# [The problem]
Pick out each line with the word "turning" from the material that follows.

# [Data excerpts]

==*==

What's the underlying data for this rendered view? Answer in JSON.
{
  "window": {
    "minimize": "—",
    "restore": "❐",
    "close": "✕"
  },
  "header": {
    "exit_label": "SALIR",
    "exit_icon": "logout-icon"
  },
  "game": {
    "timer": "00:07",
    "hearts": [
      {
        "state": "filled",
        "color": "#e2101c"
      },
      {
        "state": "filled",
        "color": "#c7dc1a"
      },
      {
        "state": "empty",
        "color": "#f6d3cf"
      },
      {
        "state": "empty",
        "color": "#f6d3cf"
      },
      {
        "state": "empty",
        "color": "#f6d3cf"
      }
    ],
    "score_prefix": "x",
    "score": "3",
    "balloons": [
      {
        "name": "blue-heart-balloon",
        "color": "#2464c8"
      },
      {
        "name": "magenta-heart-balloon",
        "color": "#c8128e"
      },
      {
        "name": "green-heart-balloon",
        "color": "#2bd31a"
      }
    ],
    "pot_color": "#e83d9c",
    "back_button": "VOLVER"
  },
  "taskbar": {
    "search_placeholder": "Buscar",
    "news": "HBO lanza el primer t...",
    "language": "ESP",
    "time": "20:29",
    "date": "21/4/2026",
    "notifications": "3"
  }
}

==*==

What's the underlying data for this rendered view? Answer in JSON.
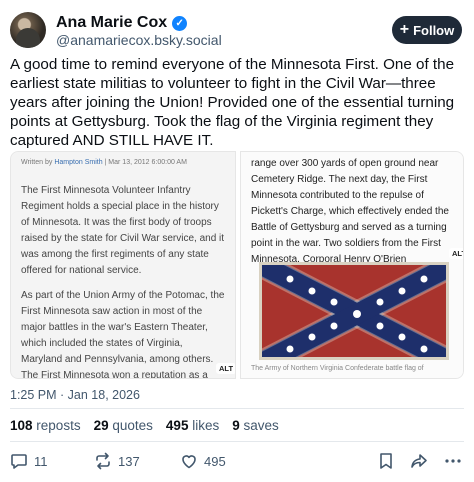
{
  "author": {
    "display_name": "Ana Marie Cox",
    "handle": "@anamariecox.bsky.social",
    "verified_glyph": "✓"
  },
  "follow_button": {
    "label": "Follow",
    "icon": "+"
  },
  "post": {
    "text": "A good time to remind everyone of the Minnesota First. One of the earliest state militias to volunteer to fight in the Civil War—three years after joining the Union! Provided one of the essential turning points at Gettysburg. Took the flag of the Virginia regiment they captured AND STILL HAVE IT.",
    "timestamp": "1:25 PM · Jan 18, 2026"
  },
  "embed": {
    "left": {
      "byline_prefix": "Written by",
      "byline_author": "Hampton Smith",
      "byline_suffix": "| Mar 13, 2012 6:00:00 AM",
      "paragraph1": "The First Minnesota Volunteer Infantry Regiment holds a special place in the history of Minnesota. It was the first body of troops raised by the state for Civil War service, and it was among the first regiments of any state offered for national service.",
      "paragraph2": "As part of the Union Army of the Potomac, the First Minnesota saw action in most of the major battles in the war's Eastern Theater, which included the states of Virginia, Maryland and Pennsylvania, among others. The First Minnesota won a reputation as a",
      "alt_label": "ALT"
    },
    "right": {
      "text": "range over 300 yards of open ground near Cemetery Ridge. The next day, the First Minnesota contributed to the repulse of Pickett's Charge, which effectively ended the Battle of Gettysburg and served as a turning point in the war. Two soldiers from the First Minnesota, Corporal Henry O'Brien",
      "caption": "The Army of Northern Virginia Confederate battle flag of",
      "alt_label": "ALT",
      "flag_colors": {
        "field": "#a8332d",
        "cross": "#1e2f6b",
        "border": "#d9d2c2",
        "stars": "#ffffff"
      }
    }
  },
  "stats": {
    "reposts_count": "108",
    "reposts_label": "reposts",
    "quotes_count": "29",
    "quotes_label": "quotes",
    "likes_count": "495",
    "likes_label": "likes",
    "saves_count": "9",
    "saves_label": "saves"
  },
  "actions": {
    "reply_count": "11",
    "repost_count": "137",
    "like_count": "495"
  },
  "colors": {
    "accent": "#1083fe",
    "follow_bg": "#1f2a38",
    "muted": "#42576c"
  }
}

==*==

# [Answer to the task]
    "text": "A good time to remind everyone of the Minnesota First. One of the earliest state militias to volunteer to fight in the Civil War—three years after joining the Union! Provided one of the essential turning points at Gettysburg. Took the flag of the Virginia regiment they captured AND STILL HAVE IT.",
      "text": "range over 300 yards of open ground near Cemetery Ridge. The next day, the First Minnesota contributed to the repulse of Pickett's Charge, which effectively ended the Battle of Gettysburg and served as a turning point in the war. Two soldiers from the First Minnesota, Corporal Henry O'Brien",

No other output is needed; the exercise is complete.